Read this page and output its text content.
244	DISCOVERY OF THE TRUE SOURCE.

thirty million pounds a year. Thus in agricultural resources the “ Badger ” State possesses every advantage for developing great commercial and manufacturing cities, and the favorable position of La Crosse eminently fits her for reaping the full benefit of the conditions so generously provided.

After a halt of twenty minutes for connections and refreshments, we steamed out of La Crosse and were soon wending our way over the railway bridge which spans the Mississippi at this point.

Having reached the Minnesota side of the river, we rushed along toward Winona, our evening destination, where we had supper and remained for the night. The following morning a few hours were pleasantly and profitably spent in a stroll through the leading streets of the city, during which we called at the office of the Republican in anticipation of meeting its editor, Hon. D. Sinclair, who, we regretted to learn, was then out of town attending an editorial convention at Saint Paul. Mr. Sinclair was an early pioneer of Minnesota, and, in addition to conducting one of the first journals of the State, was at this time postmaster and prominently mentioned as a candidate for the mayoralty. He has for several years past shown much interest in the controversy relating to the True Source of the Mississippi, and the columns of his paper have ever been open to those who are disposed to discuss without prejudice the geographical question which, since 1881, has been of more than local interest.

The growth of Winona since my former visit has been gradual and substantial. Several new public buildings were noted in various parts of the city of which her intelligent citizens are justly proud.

PROMPT: Transcribe the entire listing above precisely.

FULL RESPONSE:
Read this page and output its text content.
244	DISCOVERY OF THE TRUE SOURCE.

thirty million pounds a year. Thus in agricultural resources the “ Badger ” State possesses every advantage for developing great commercial and manufacturing cities, and the favorable position of La Crosse eminently fits her for reaping the full benefit of the conditions so generously provided.

After a halt of twenty minutes for connections and refreshments, we steamed out of La Crosse and were soon wending our way over the railway bridge which spans the Mississippi at this point.

Having reached the Minnesota side of the river, we rushed along toward Winona, our evening destination, where we had supper and remained for the night. The following morning a few hours were pleasantly and profitably spent in a stroll through the leading streets of the city, during which we called at the office of the Republican in anticipation of meeting its editor, Hon. D. Sinclair, who, we regretted to learn, was then out of town attending an editorial convention at Saint Paul. Mr. Sinclair was an early pioneer of Minnesota, and, in addition to conducting one of the first journals of the State, was at this time postmaster and prominently mentioned as a candidate for the mayoralty. He has for several years past shown much interest in the controversy relating to the True Source of the Mississippi, and the columns of his paper have ever been open to those who are disposed to discuss without prejudice the geographical question which, since 1881, has been of more than local interest.

The growth of Winona since my former visit has been gradual and substantial. Several new public buildings were noted in various parts of the city of which her intelligent citizens are justly proud.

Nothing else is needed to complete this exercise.